### What the task asks
Below are records; count the lines in them that hold "Connecting" and give only the count.

### Extracted entries
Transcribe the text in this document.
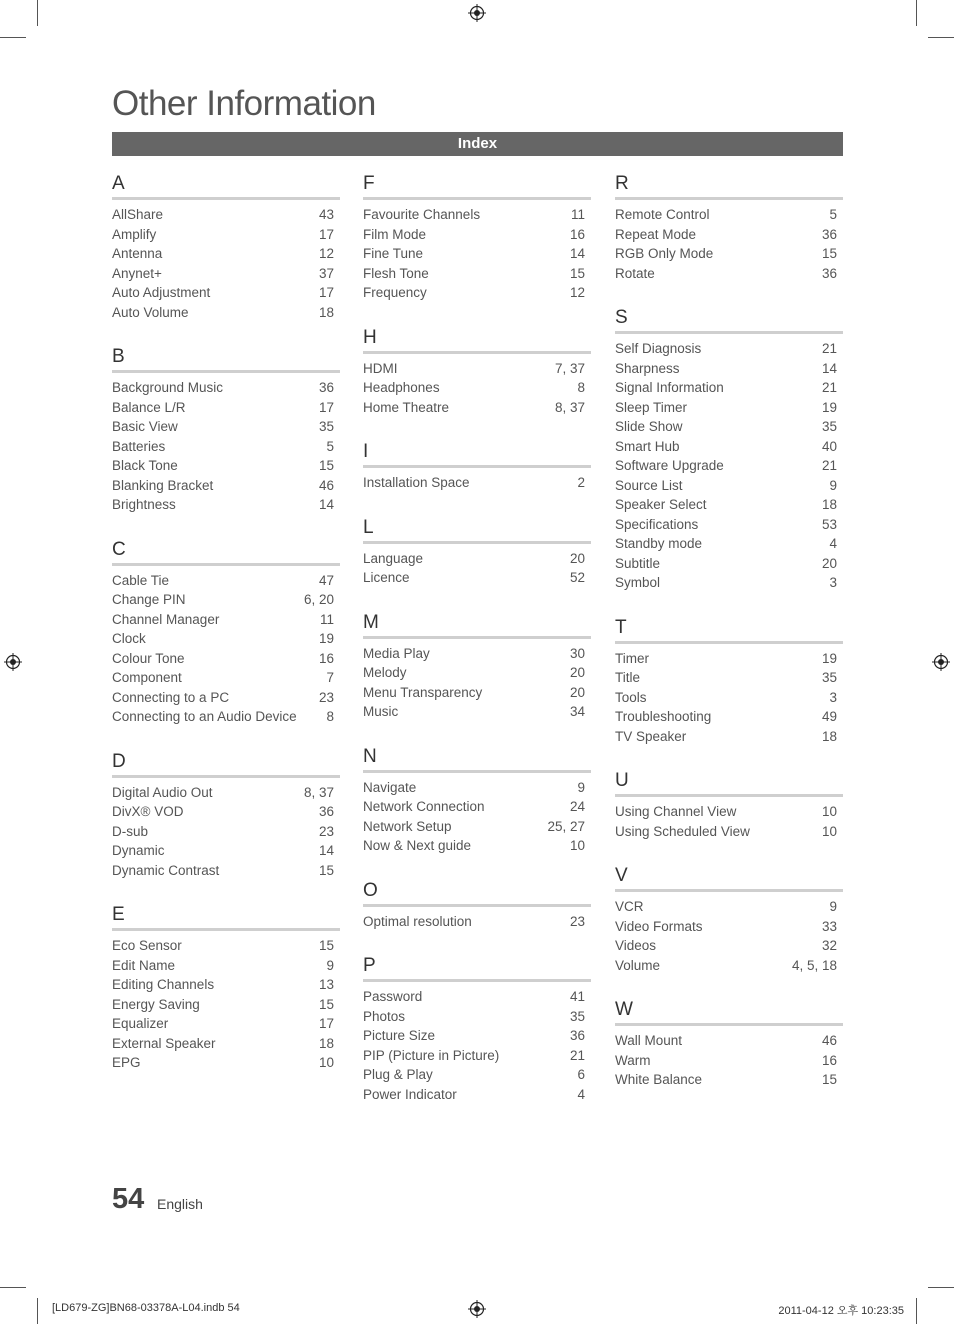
Other Information
Index
A
AllShare	43
Amplify	17
Antenna	12
Anynet+	37
Auto Adjustment	17
Auto Volume	18
B
Background Music	36
Balance L/R	17
Basic View	35
Batteries	5
Black Tone	15
Blanking Bracket	46
Brightness	14
C
Cable Tie	47
Change PIN	6, 20
Channel Manager	11
Clock	19
Colour Tone	16
Component	7
Connecting to a PC	23
Connecting to an Audio Device 8
D
Digital Audio Out	8, 37
DivX® VOD	36
D-sub	23
Dynamic	14
Dynamic Contrast	15
E
Eco Sensor	15
Edit Name	9
Editing Channels	13
Energy Saving	15
Equalizer	17
External Speaker	18
EPG	10
F
Favourite Channels	11
Film Mode	16
Fine Tune	14
Flesh Tone	15
Frequency	12
H
HDMI	7, 37
Headphones	8
Home Theatre	8, 37
I
Installation Space	2
L
Language	20
Licence	52
M
Media Play	30
Melody	20
Menu Transparency	20
Music	34
N
Navigate	9
Network Connection	24
Network Setup	25, 27
Now & Next guide	10
O
Optimal resolution	23
P
Password	41
Photos	35
Picture Size	36
PIP (Picture in Picture)	21
Plug & Play	6
Power Indicator	4
R
Remote Control	5
Repeat Mode	36
RGB Only Mode	15
Rotate	36
S
Self Diagnosis	21
Sharpness	14
Signal Information	21
Sleep Timer	19
Slide Show	35
Smart Hub	40
Software Upgrade	21
Source List	9
Speaker Select	18
Specifications	53
Standby mode	4
Subtitle	20
Symbol	3
T
Timer	19
Title	35
Tools	3
Troubleshooting	49
TV Speaker	18
U
Using Channel View	10
Using Scheduled View	10
V
VCR	9
Video Formats	33
Videos	32
Volume	4, 5, 18
W
Wall Mount	46
Warm	16
White Balance	15
54 English
[LD679-ZG]BN68-03378A-L04.indb 54	2011-04-12 오후 10:23:35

### Correct response
2